— Start of Supplied data —

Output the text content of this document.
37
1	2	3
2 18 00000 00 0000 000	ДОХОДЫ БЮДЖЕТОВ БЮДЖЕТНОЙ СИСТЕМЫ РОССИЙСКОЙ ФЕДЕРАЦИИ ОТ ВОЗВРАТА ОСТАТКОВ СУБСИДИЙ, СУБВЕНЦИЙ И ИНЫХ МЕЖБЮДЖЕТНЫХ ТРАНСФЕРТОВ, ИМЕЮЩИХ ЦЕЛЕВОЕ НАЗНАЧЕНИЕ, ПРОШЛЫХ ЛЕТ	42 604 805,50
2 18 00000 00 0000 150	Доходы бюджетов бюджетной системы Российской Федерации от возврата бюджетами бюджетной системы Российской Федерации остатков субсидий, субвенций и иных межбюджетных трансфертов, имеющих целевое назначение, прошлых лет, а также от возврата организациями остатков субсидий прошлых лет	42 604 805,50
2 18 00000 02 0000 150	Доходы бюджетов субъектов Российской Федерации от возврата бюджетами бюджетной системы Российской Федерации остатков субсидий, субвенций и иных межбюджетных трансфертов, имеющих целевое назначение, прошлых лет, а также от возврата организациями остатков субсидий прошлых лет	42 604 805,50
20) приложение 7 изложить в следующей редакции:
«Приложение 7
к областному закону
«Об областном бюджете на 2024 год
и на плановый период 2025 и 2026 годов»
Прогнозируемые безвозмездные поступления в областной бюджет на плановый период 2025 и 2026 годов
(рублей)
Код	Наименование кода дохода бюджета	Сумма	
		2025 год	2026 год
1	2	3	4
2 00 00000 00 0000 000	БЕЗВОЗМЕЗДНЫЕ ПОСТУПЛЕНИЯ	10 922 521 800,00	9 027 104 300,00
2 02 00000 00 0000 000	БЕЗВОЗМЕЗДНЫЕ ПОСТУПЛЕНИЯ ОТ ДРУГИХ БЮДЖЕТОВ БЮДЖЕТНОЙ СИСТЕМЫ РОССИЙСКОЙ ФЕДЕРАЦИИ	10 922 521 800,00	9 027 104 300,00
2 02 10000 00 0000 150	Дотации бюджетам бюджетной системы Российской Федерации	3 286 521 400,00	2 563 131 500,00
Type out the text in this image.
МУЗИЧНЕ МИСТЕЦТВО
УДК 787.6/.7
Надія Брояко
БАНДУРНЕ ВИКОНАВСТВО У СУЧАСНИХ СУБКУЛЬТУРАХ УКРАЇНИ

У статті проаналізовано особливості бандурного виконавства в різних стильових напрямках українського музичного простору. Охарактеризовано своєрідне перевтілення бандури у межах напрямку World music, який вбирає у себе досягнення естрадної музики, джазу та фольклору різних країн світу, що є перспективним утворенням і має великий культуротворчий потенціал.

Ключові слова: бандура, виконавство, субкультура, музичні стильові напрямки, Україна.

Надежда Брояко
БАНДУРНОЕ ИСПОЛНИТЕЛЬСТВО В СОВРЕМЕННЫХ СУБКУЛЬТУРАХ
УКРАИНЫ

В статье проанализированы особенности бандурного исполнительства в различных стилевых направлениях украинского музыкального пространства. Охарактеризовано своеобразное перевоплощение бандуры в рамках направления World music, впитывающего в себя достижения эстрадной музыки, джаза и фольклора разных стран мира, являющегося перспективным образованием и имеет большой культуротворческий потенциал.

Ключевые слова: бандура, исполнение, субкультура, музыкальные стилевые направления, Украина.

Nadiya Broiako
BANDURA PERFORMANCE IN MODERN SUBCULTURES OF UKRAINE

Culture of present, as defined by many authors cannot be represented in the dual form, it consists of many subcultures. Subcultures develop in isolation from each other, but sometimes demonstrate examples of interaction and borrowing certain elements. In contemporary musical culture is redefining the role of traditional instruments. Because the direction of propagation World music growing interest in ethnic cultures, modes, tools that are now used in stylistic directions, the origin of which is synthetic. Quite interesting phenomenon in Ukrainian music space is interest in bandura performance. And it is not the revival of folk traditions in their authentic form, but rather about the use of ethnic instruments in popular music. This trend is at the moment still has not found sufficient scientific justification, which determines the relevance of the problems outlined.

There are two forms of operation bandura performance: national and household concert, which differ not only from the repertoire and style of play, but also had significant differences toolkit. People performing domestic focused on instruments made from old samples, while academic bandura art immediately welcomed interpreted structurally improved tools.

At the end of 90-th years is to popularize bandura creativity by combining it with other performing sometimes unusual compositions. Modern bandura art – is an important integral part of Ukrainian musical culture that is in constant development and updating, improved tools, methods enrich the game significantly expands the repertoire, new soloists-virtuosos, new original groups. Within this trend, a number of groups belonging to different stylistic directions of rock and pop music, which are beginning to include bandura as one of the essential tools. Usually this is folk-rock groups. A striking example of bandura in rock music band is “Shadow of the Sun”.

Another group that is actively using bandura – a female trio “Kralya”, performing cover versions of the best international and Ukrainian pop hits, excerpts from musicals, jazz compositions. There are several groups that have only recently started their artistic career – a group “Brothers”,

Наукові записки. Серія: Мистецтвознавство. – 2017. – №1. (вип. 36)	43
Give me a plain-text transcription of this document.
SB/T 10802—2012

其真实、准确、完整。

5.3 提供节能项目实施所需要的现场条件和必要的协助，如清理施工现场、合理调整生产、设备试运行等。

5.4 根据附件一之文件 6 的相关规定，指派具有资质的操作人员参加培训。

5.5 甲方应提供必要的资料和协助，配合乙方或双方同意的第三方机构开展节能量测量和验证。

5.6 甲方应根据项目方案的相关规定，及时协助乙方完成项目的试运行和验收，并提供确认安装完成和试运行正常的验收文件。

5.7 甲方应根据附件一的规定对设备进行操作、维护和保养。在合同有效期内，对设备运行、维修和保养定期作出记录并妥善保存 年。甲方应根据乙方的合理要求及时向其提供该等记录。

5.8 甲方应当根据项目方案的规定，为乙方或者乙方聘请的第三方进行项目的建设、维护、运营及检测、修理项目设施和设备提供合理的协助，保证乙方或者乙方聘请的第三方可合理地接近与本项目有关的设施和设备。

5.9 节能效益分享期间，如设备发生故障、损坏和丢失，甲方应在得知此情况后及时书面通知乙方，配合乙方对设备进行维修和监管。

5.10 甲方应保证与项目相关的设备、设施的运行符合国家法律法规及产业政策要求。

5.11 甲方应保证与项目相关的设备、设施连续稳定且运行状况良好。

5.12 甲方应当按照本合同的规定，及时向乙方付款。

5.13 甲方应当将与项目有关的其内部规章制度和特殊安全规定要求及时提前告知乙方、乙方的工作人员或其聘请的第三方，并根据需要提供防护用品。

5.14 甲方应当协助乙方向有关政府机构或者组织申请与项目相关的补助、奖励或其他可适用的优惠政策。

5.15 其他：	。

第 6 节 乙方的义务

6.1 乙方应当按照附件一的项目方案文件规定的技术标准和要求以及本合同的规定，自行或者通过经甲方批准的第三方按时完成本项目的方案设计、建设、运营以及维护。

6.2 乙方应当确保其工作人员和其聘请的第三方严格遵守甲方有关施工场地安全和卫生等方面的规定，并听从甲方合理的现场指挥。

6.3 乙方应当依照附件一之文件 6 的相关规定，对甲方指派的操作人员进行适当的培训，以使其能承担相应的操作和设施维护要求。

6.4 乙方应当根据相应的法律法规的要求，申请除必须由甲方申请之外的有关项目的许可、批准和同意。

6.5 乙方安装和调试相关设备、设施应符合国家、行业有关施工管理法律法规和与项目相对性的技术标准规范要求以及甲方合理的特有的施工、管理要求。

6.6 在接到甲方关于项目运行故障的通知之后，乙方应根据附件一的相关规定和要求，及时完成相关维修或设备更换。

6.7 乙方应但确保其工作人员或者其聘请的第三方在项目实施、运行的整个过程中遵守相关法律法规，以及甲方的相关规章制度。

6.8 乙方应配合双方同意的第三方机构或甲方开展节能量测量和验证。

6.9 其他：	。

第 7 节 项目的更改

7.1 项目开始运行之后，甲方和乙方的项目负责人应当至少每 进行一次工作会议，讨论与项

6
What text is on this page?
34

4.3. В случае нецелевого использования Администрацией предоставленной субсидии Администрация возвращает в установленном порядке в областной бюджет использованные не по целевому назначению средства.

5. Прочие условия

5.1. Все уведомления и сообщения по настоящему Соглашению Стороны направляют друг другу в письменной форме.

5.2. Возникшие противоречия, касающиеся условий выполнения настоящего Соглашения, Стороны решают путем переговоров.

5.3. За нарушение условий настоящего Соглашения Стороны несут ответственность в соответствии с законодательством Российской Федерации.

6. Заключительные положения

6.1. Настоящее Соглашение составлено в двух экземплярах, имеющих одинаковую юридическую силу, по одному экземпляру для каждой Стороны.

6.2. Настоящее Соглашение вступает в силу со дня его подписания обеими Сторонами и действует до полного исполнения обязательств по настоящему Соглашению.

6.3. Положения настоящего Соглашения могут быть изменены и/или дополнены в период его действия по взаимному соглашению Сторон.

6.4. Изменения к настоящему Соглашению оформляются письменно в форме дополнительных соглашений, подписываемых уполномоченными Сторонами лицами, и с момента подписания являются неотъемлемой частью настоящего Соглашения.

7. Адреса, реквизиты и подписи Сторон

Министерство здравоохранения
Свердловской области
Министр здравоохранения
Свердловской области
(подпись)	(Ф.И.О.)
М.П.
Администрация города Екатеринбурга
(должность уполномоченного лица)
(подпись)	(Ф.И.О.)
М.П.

— End of Supplied data —

Problem details → Find every line that includes the string "Администрация". Report how many there are and nothing else.

Response for this exercise → 2